What you need to do =>
The entries that follow should be written out exactly.

[Figure dataset records]
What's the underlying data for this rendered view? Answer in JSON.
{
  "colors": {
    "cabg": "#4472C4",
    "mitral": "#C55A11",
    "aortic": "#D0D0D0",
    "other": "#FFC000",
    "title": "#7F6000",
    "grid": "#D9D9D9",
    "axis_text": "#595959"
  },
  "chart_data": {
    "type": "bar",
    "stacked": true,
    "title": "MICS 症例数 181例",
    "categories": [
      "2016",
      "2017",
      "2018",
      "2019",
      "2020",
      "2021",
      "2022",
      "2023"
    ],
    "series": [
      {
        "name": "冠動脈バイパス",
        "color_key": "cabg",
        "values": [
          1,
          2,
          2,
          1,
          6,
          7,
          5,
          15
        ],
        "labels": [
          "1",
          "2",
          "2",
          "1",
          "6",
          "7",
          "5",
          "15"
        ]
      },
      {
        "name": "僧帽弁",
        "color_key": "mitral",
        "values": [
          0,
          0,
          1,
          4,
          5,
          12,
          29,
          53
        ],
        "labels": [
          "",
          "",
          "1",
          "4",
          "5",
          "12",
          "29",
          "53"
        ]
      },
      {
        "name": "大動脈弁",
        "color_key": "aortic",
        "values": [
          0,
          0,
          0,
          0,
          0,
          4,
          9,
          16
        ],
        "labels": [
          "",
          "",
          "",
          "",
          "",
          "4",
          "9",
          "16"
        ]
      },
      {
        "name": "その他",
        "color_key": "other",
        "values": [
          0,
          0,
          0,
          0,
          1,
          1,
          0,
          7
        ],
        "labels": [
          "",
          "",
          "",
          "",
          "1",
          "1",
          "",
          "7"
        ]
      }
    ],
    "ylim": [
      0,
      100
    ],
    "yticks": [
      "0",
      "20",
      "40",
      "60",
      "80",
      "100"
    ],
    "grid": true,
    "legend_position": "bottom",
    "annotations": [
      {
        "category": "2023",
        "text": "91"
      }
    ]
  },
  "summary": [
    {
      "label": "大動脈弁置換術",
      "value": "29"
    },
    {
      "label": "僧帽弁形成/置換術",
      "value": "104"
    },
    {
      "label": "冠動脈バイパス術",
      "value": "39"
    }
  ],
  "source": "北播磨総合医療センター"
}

Task answer =>
What's the underlying data for this rendered view? Answer in JSON.
{
  "colors": {
    "cabg": "#4472C4",
    "mitral": "#C55A11",
    "aortic": "#D0D0D0",
    "other": "#FFC000",
    "title": "#7F6000",
    "grid": "#D9D9D9",
    "axis_text": "#595959"
  },
  "chart_data": {
    "type": "bar",
    "stacked": true,
    "title": "MICS 症例数 181例",
    "categories": [
      "2016",
      "2017",
      "2018",
      "2019",
      "2020",
      "2021",
      "2022",
      "2023"
    ],
    "series": [
      {
        "name": "冠動脈バイパス",
        "color_key": "cabg",
        "values": [
          1,
          2,
          2,
          1,
          6,
          7,
          5,
          15
        ],
        "labels": [
          "1",
          "2",
          "2",
          "1",
          "6",
          "7",
          "5",
          "15"
        ]
      },
      {
        "name": "僧帽弁",
        "color_key": "mitral",
        "values": [
          0,
          0,
          1,
          4,
          5,
          12,
          29,
          53
        ],
        "labels": [
          "",
          "",
          "1",
          "4",
          "5",
          "12",
          "29",
          "53"
        ]
      },
      {
        "name": "大動脈弁",
        "color_key": "aortic",
        "values": [
          0,
          0,
          0,
          0,
          0,
          4,
          9,
          16
        ],
        "labels": [
          "",
          "",
          "",
          "",
          "",
          "4",
          "9",
          "16"
        ]
      },
      {
        "name": "その他",
        "color_key": "other",
        "values": [
          0,
          0,
          0,
          0,
          1,
          1,
          0,
          7
        ],
        "labels": [
          "",
          "",
          "",
          "",
          "1",
          "1",
          "",
          "7"
        ]
      }
    ],
    "ylim": [
      0,
      100
    ],
    "yticks": [
      "0",
      "20",
      "40",
      "60",
      "80",
      "100"
    ],
    "grid": true,
    "legend_position": "bottom",
    "annotations": [
      {
        "category": "2023",
        "text": "91"
      }
    ]
  },
  "summary": [
    {
      "label": "大動脈弁置換術",
      "value": "29"
    },
    {
      "label": "僧帽弁形成/置換術",
      "value": "104"
    },
    {
      "label": "冠動脈バイパス術",
      "value": "39"
    }
  ],
  "source": "北播磨総合医療センター"
}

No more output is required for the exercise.